* Required task *
Print the data exactly as it is given, please.
------ Entries shown ------
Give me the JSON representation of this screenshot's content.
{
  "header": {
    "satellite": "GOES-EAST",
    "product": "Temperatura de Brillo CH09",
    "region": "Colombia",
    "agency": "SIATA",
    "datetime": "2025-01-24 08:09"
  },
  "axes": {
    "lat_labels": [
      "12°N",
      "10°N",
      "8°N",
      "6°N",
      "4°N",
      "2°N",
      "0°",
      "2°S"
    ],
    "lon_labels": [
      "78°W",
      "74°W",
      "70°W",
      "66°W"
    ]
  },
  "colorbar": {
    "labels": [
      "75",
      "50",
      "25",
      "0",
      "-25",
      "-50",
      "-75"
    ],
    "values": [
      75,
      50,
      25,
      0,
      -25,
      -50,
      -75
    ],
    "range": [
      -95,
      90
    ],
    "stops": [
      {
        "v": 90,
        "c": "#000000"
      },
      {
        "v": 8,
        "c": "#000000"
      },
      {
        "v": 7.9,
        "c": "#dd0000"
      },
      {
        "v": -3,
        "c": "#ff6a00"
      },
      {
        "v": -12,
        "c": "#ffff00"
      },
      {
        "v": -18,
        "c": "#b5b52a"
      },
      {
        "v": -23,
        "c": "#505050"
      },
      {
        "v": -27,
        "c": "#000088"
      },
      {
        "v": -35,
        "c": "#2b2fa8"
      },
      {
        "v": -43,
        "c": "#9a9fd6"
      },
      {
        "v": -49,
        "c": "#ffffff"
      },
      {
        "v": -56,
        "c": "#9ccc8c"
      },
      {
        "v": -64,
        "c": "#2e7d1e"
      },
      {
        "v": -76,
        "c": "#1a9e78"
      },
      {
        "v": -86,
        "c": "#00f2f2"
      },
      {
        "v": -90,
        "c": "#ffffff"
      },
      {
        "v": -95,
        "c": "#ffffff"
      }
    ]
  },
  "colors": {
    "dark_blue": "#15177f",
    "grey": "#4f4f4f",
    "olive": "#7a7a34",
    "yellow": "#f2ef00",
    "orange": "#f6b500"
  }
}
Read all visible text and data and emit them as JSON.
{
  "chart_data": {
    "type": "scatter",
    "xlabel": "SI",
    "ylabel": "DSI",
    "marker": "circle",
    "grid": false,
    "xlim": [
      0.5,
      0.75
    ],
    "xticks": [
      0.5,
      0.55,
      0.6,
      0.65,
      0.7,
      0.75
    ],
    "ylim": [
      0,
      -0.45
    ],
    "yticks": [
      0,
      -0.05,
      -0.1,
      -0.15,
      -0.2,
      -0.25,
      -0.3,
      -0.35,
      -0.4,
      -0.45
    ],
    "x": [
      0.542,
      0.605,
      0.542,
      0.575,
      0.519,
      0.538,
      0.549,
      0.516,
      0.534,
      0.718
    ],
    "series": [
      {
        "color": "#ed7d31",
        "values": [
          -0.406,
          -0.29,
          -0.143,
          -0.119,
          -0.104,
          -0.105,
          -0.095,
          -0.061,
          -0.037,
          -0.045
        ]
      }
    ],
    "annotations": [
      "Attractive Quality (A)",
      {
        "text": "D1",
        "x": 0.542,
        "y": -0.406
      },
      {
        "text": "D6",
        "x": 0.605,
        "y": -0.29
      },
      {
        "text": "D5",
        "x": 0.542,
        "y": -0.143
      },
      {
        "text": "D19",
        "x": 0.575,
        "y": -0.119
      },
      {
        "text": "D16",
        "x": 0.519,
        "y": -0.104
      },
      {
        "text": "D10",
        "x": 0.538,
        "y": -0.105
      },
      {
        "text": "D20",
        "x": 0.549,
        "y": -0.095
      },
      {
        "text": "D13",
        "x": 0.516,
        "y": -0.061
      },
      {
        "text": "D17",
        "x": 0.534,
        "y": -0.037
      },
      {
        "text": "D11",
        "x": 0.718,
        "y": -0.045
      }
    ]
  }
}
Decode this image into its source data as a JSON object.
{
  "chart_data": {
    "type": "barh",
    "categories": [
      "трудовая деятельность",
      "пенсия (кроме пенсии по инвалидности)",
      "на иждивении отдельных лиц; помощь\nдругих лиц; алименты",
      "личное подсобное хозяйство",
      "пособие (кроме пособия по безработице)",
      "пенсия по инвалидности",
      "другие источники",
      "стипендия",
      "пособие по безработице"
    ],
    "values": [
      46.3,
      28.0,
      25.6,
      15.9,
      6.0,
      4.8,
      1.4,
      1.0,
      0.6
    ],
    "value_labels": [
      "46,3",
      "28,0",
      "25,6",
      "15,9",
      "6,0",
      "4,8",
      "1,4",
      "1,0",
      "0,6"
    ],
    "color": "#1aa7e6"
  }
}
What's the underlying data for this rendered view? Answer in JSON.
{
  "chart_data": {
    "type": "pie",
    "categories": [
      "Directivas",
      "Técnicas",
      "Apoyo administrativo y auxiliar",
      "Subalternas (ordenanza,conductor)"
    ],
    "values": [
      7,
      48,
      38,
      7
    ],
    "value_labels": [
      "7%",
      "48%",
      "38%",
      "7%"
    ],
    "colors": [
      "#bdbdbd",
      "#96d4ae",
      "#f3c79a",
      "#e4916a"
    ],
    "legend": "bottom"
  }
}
------
* Task response *
Give me the JSON representation of this screenshot's content.
{
  "header": {
    "satellite": "GOES-EAST",
    "product": "Temperatura de Brillo CH09",
    "region": "Colombia",
    "agency": "SIATA",
    "datetime": "2025-01-24 08:09"
  },
  "axes": {
    "lat_labels": [
      "12°N",
      "10°N",
      "8°N",
      "6°N",
      "4°N",
      "2°N",
      "0°",
      "2°S"
    ],
    "lon_labels": [
      "78°W",
      "74°W",
      "70°W",
      "66°W"
    ]
  },
  "colorbar": {
    "labels": [
      "75",
      "50",
      "25",
      "0",
      "-25",
      "-50",
      "-75"
    ],
    "values": [
      75,
      50,
      25,
      0,
      -25,
      -50,
      -75
    ],
    "range": [
      -95,
      90
    ],
    "stops": [
      {
        "v": 90,
        "c": "#000000"
      },
      {
        "v": 8,
        "c": "#000000"
      },
      {
        "v": 7.9,
        "c": "#dd0000"
      },
      {
        "v": -3,
        "c": "#ff6a00"
      },
      {
        "v": -12,
        "c": "#ffff00"
      },
      {
        "v": -18,
        "c": "#b5b52a"
      },
      {
        "v": -23,
        "c": "#505050"
      },
      {
        "v": -27,
        "c": "#000088"
      },
      {
        "v": -35,
        "c": "#2b2fa8"
      },
      {
        "v": -43,
        "c": "#9a9fd6"
      },
      {
        "v": -49,
        "c": "#ffffff"
      },
      {
        "v": -56,
        "c": "#9ccc8c"
      },
      {
        "v": -64,
        "c": "#2e7d1e"
      },
      {
        "v": -76,
        "c": "#1a9e78"
      },
      {
        "v": -86,
        "c": "#00f2f2"
      },
      {
        "v": -90,
        "c": "#ffffff"
      },
      {
        "v": -95,
        "c": "#ffffff"
      }
    ]
  },
  "colors": {
    "dark_blue": "#15177f",
    "grey": "#4f4f4f",
    "olive": "#7a7a34",
    "yellow": "#f2ef00",
    "orange": "#f6b500"
  }
}
Read all visible text and data and emit them as JSON.
{
  "chart_data": {
    "type": "scatter",
    "xlabel": "SI",
    "ylabel": "DSI",
    "marker": "circle",
    "grid": false,
    "xlim": [
      0.5,
      0.75
    ],
    "xticks": [
      0.5,
      0.55,
      0.6,
      0.65,
      0.7,
      0.75
    ],
    "ylim": [
      0,
      -0.45
    ],
    "yticks": [
      0,
      -0.05,
      -0.1,
      -0.15,
      -0.2,
      -0.25,
      -0.3,
      -0.35,
      -0.4,
      -0.45
    ],
    "x": [
      0.542,
      0.605,
      0.542,
      0.575,
      0.519,
      0.538,
      0.549,
      0.516,
      0.534,
      0.718
    ],
    "series": [
      {
        "color": "#ed7d31",
        "values": [
          -0.406,
          -0.29,
          -0.143,
          -0.119,
          -0.104,
          -0.105,
          -0.095,
          -0.061,
          -0.037,
          -0.045
        ]
      }
    ],
    "annotations": [
      "Attractive Quality (A)",
      {
        "text": "D1",
        "x": 0.542,
        "y": -0.406
      },
      {
        "text": "D6",
        "x": 0.605,
        "y": -0.29
      },
      {
        "text": "D5",
        "x": 0.542,
        "y": -0.143
      },
      {
        "text": "D19",
        "x": 0.575,
        "y": -0.119
      },
      {
        "text": "D16",
        "x": 0.519,
        "y": -0.104
      },
      {
        "text": "D10",
        "x": 0.538,
        "y": -0.105
      },
      {
        "text": "D20",
        "x": 0.549,
        "y": -0.095
      },
      {
        "text": "D13",
        "x": 0.516,
        "y": -0.061
      },
      {
        "text": "D17",
        "x": 0.534,
        "y": -0.037
      },
      {
        "text": "D11",
        "x": 0.718,
        "y": -0.045
      }
    ]
  }
}
Decode this image into its source data as a JSON object.
{
  "chart_data": {
    "type": "barh",
    "categories": [
      "трудовая деятельность",
      "пенсия (кроме пенсии по инвалидности)",
      "на иждивении отдельных лиц; помощь\nдругих лиц; алименты",
      "личное подсобное хозяйство",
      "пособие (кроме пособия по безработице)",
      "пенсия по инвалидности",
      "другие источники",
      "стипендия",
      "пособие по безработице"
    ],
    "values": [
      46.3,
      28.0,
      25.6,
      15.9,
      6.0,
      4.8,
      1.4,
      1.0,
      0.6
    ],
    "value_labels": [
      "46,3",
      "28,0",
      "25,6",
      "15,9",
      "6,0",
      "4,8",
      "1,4",
      "1,0",
      "0,6"
    ],
    "color": "#1aa7e6"
  }
}
What's the underlying data for this rendered view? Answer in JSON.
{
  "chart_data": {
    "type": "pie",
    "categories": [
      "Directivas",
      "Técnicas",
      "Apoyo administrativo y auxiliar",
      "Subalternas (ordenanza,conductor)"
    ],
    "values": [
      7,
      48,
      38,
      7
    ],
    "value_labels": [
      "7%",
      "48%",
      "38%",
      "7%"
    ],
    "colors": [
      "#bdbdbd",
      "#96d4ae",
      "#f3c79a",
      "#e4916a"
    ],
    "legend": "bottom"
  }
}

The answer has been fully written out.